### Challenge
Write out the data again exactly, skipping every picture.

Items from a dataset
# # # #

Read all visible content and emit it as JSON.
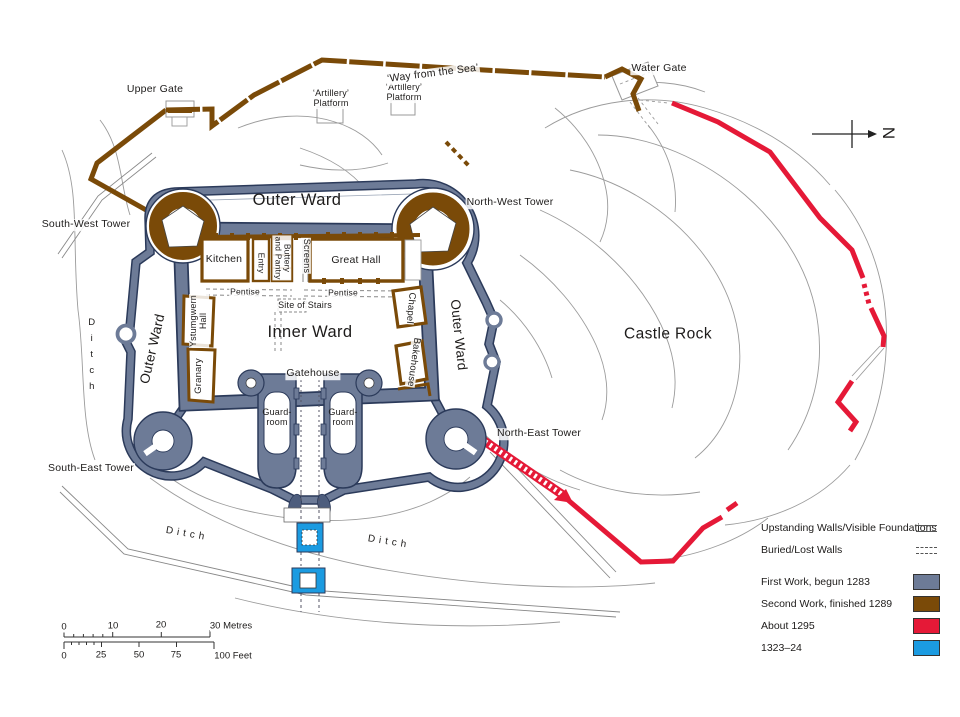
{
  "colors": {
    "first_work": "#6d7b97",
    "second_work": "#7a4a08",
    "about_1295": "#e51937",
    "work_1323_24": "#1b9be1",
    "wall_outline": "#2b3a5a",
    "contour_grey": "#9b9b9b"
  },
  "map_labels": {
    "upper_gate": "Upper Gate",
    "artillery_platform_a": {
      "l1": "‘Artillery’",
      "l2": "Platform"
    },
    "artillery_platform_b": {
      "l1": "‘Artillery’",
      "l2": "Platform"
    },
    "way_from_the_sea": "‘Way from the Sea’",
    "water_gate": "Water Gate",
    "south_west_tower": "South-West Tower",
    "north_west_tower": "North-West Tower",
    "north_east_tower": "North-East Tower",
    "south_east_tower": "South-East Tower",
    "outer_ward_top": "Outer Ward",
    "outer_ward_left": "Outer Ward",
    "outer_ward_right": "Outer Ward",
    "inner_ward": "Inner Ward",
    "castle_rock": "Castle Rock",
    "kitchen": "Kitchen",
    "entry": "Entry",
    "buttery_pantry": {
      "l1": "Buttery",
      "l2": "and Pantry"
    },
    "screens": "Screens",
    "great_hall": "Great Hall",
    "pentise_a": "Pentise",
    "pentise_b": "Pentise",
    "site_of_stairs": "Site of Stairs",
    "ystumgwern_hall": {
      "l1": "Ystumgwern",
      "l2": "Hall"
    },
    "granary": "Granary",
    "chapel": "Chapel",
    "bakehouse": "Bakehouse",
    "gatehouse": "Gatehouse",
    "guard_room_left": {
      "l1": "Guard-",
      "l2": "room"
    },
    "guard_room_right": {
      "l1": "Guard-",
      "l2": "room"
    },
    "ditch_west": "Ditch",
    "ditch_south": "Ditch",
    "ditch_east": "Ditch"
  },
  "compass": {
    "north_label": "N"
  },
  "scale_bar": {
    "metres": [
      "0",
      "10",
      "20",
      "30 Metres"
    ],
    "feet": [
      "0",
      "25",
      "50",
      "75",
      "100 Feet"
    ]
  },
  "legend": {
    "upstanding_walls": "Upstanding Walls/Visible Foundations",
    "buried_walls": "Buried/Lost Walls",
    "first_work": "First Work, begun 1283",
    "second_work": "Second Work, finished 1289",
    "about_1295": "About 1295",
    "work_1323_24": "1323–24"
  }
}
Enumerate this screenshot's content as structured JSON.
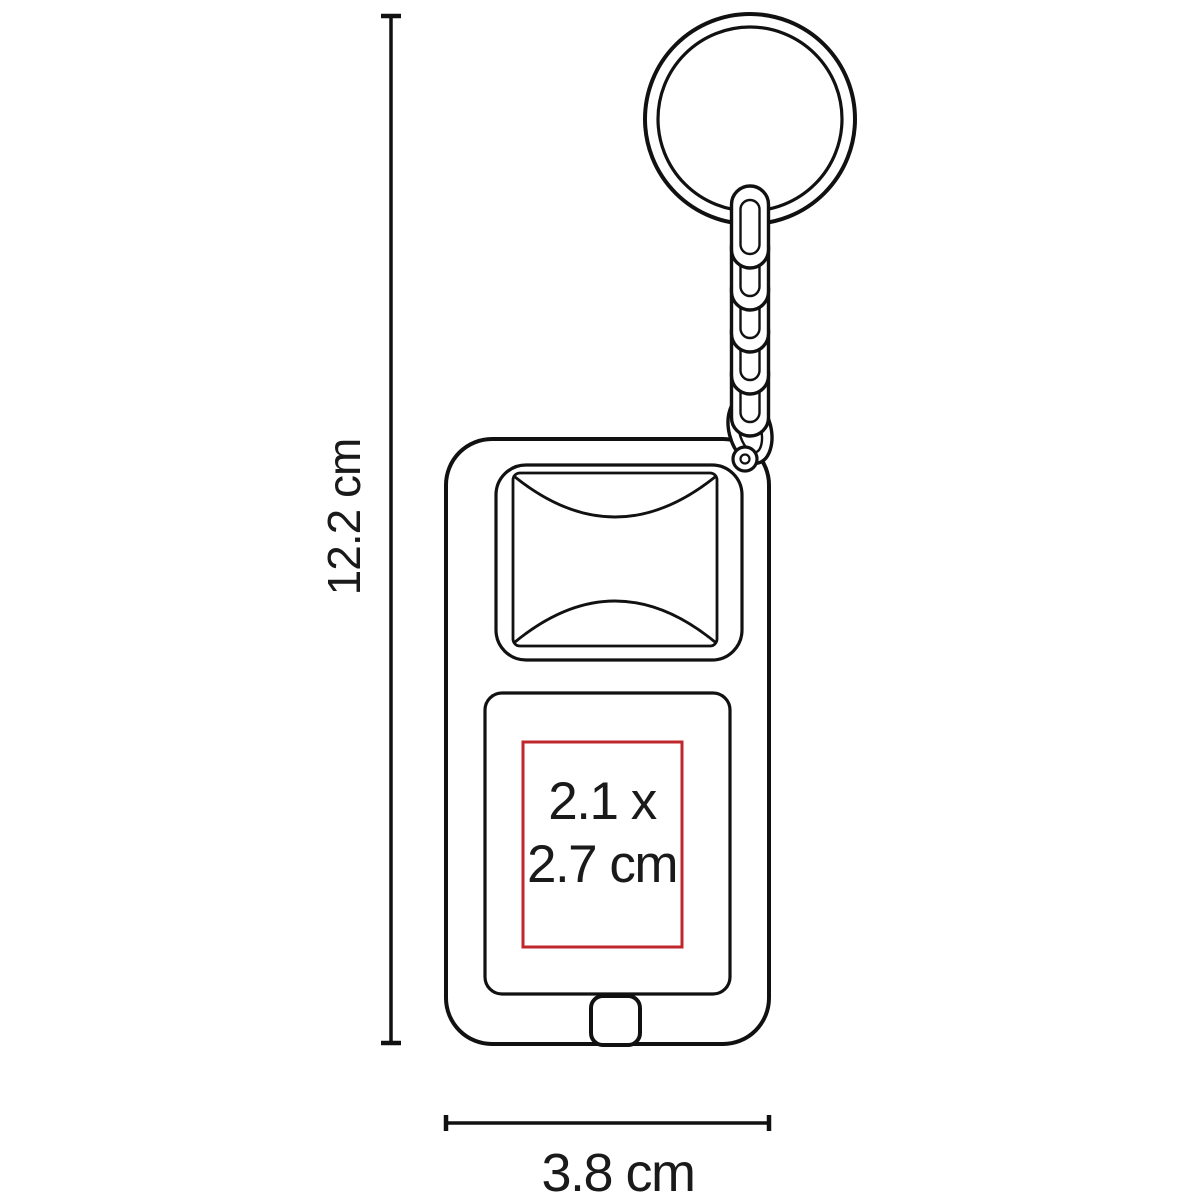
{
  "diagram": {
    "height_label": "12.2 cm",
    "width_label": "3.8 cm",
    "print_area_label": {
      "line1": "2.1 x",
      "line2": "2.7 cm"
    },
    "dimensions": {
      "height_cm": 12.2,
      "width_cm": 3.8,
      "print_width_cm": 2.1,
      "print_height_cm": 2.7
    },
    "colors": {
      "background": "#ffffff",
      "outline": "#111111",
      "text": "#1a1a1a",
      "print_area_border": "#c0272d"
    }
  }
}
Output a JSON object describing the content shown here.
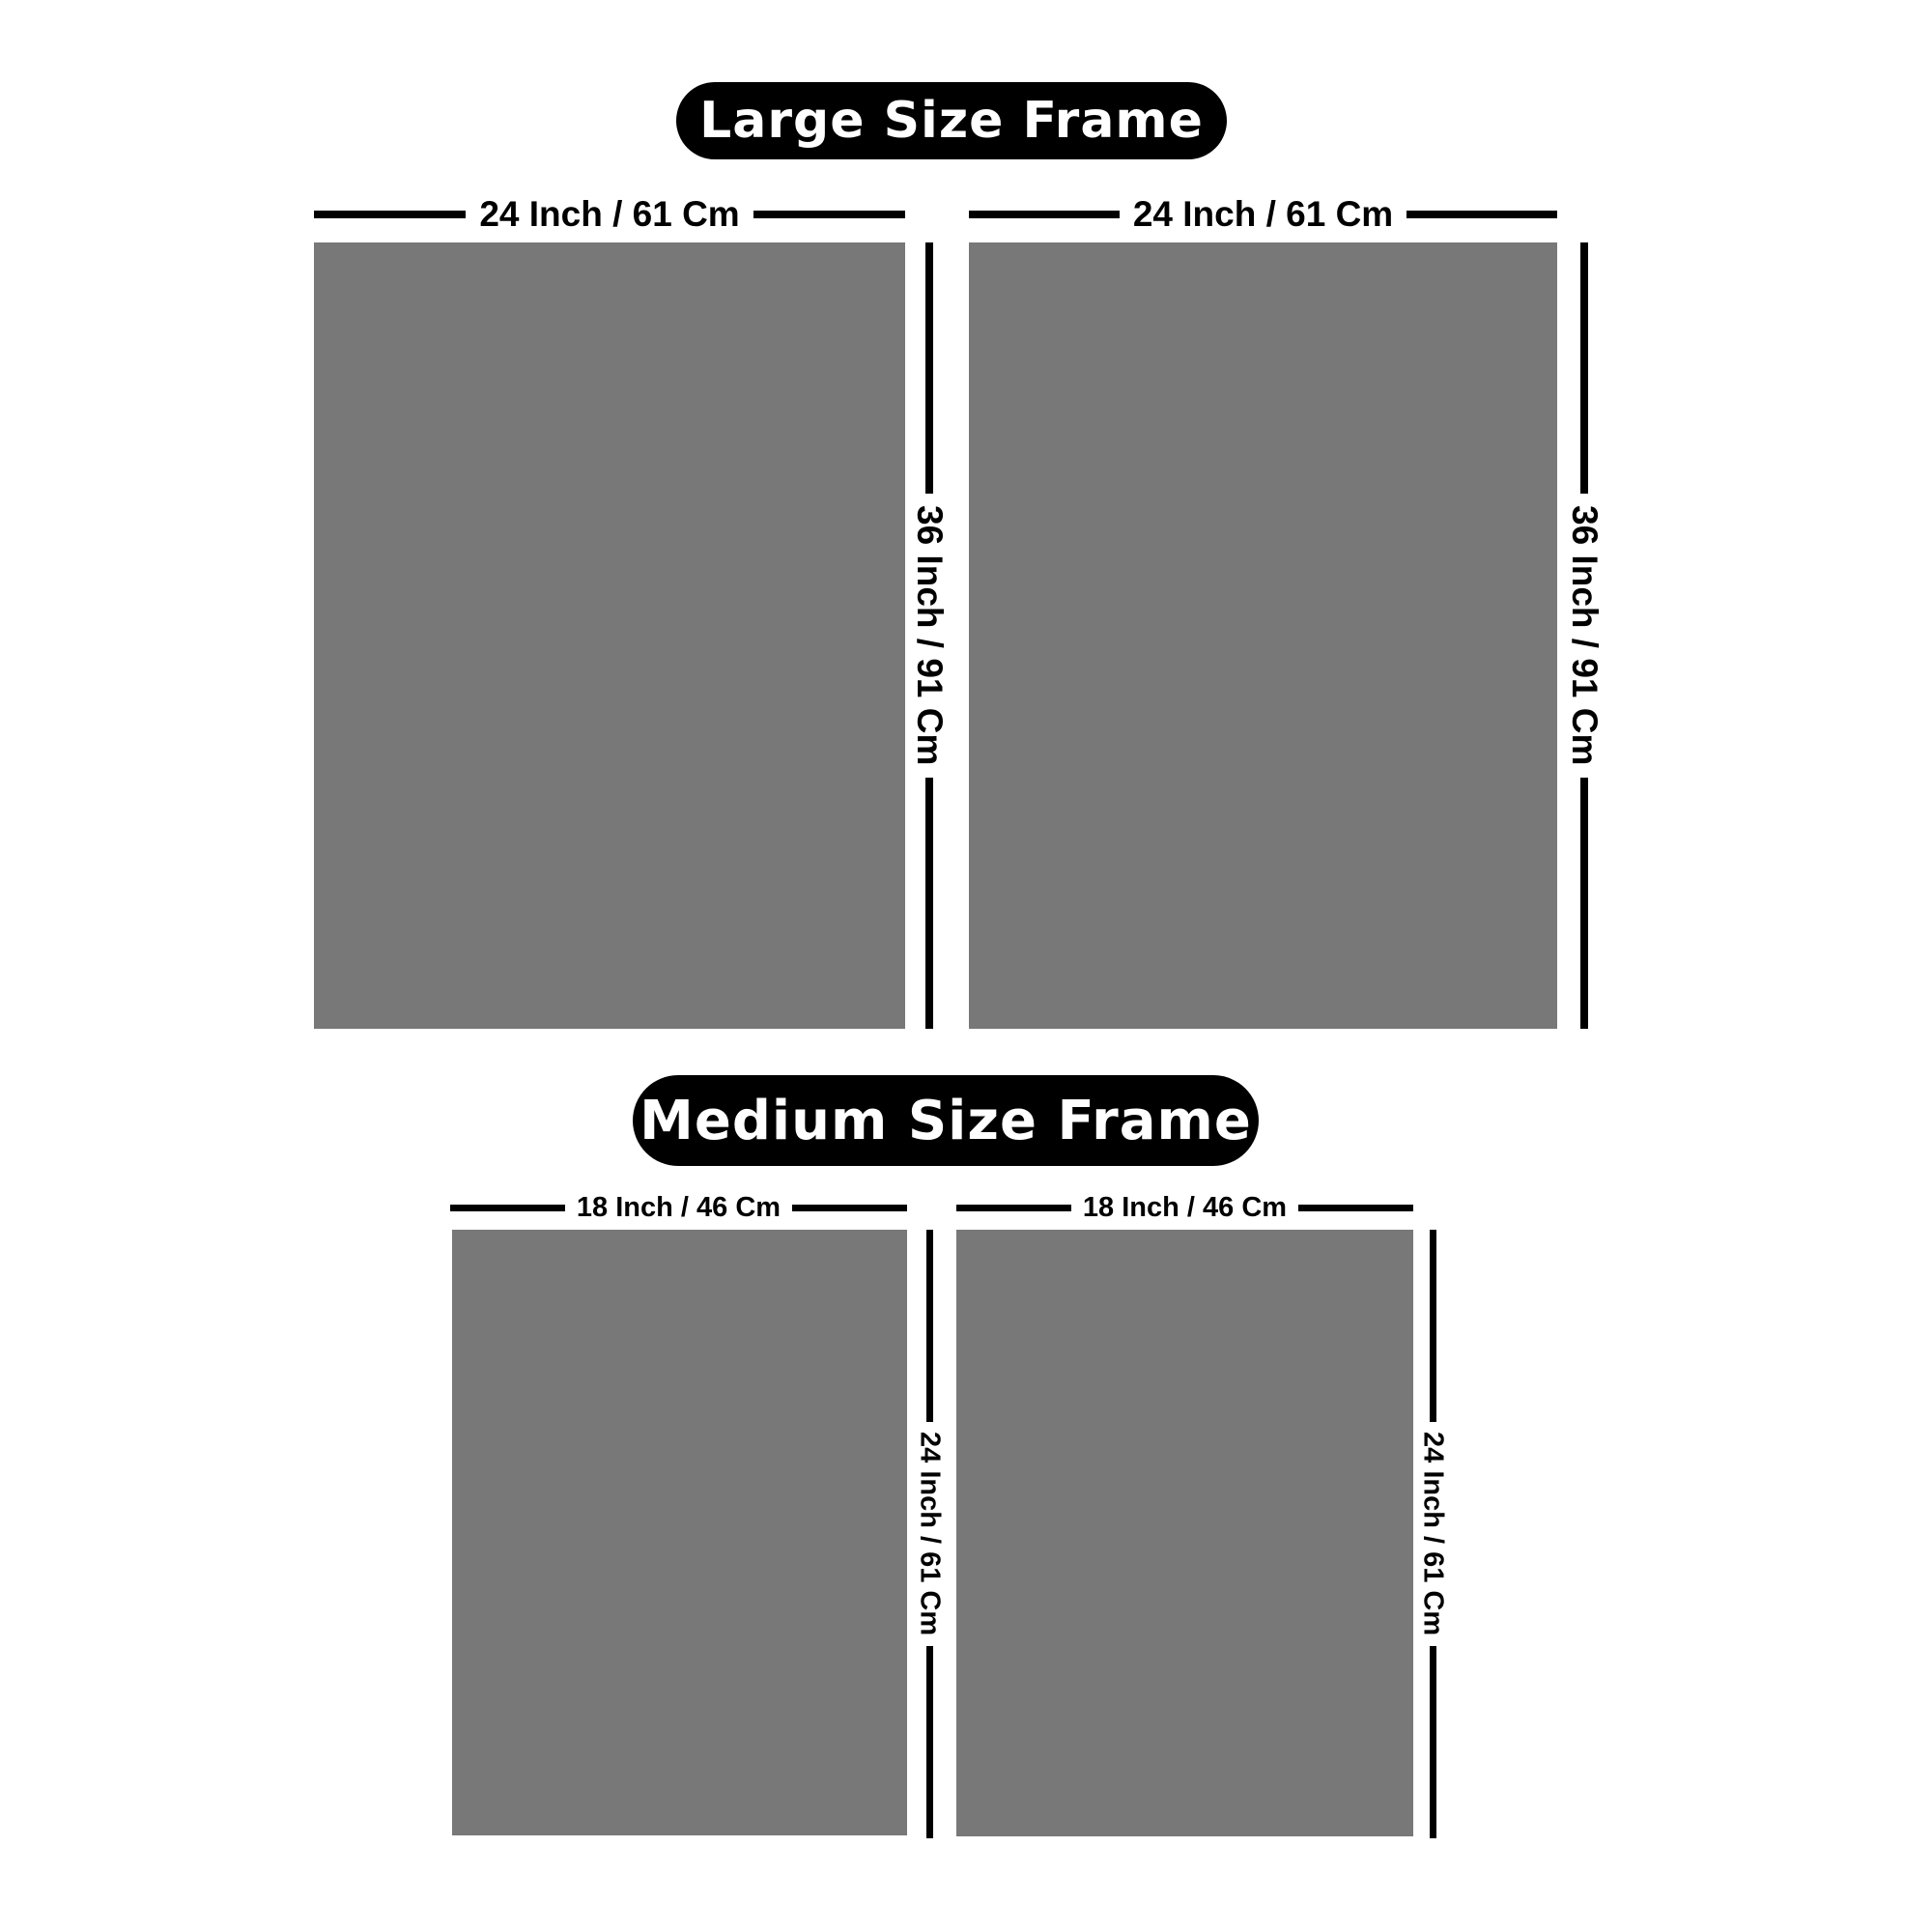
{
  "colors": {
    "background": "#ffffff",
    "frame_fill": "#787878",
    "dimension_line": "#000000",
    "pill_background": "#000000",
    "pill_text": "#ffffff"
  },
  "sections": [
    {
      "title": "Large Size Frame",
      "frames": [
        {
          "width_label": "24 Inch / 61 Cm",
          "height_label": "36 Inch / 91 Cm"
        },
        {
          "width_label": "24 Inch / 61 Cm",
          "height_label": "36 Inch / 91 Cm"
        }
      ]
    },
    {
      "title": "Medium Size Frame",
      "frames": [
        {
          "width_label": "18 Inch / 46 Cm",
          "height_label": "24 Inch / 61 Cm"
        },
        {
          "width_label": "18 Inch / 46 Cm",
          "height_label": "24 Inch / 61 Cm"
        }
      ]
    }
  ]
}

# # # #

### Response
Read all visible content and emit it as JSON.
{
  "colors": {
    "first_work": "#6d7b97",
    "second_work": "#7a4a08",
    "about_1295": "#e51937",
    "work_1323_24": "#1b9be1",
    "wall_outline": "#2b3a5a",
    "contour_grey": "#9b9b9b"
  },
  "map_labels": {
    "upper_gate": "Upper Gate",
    "artillery_platform_a": {
      "l1": "‘Artillery’",
      "l2": "Platform"
    },
    "artillery_platform_b": {
      "l1": "‘Artillery’",
      "l2": "Platform"
    },
    "way_from_the_sea": "‘Way from the Sea’",
    "water_gate": "Water Gate",
    "south_west_tower": "South-West Tower",
    "north_west_tower": "North-West Tower",
    "north_east_tower": "North-East Tower",
    "south_east_tower": "South-East Tower",
    "outer_ward_top": "Outer Ward",
    "outer_ward_left": "Outer Ward",
    "outer_ward_right": "Outer Ward",
    "inner_ward": "Inner Ward",
    "castle_rock": "Castle Rock",
    "kitchen": "Kitchen",
    "entry": "Entry",
    "buttery_pantry": {
      "l1": "Buttery",
      "l2": "and Pantry"
    },
    "screens": "Screens",
    "great_hall": "Great Hall",
    "pentise_a": "Pentise",
    "pentise_b": "Pentise",
    "site_of_stairs": "Site of Stairs",
    "ystumgwern_hall": {
      "l1": "Ystumgwern",
      "l2": "Hall"
    },
    "granary": "Granary",
    "chapel": "Chapel",
    "bakehouse": "Bakehouse",
    "gatehouse": "Gatehouse",
    "guard_room_left": {
      "l1": "Guard-",
      "l2": "room"
    },
    "guard_room_right": {
      "l1": "Guard-",
      "l2": "room"
    },
    "ditch_west": "Ditch",
    "ditch_south": "Ditch",
    "ditch_east": "Ditch"
  },
  "compass": {
    "north_label": "N"
  },
  "scale_bar": {
    "metres": [
      "0",
      "10",
      "20",
      "30 Metres"
    ],
    "feet": [
      "0",
      "25",
      "50",
      "75",
      "100 Feet"
    ]
  },
  "legend": {
    "upstanding_walls": "Upstanding Walls/Visible Foundations",
    "buried_walls": "Buried/Lost Walls",
    "first_work": "First Work, begun 1283",
    "second_work": "Second Work, finished 1289",
    "about_1295": "About 1295",
    "work_1323_24": "1323–24"
  }
}
Enumerate this screenshot's content as structured JSON.
{
  "diagram": {
    "height_label": "12.2 cm",
    "width_label": "3.8 cm",
    "print_area_label": {
      "line1": "2.1 x",
      "line2": "2.7 cm"
    },
    "dimensions": {
      "height_cm": 12.2,
      "width_cm": 3.8,
      "print_width_cm": 2.1,
      "print_height_cm": 2.7
    },
    "colors": {
      "background": "#ffffff",
      "outline": "#111111",
      "text": "#1a1a1a",
      "print_area_border": "#c0272d"
    }
  }
}
Output a JSON object describing the content shown here.
{
  "colors": {
    "background": "#ffffff",
    "frame_fill": "#787878",
    "dimension_line": "#000000",
    "pill_background": "#000000",
    "pill_text": "#ffffff"
  },
  "sections": [
    {
      "title": "Large Size Frame",
      "frames": [
        {
          "width_label": "24 Inch / 61 Cm",
          "height_label": "36 Inch / 91 Cm"
        },
        {
          "width_label": "24 Inch / 61 Cm",
          "height_label": "36 Inch / 91 Cm"
        }
      ]
    },
    {
      "title": "Medium Size Frame",
      "frames": [
        {
          "width_label": "18 Inch / 46 Cm",
          "height_label": "24 Inch / 61 Cm"
        },
        {
          "width_label": "18 Inch / 46 Cm",
          "height_label": "24 Inch / 61 Cm"
        }
      ]
    }
  ]
}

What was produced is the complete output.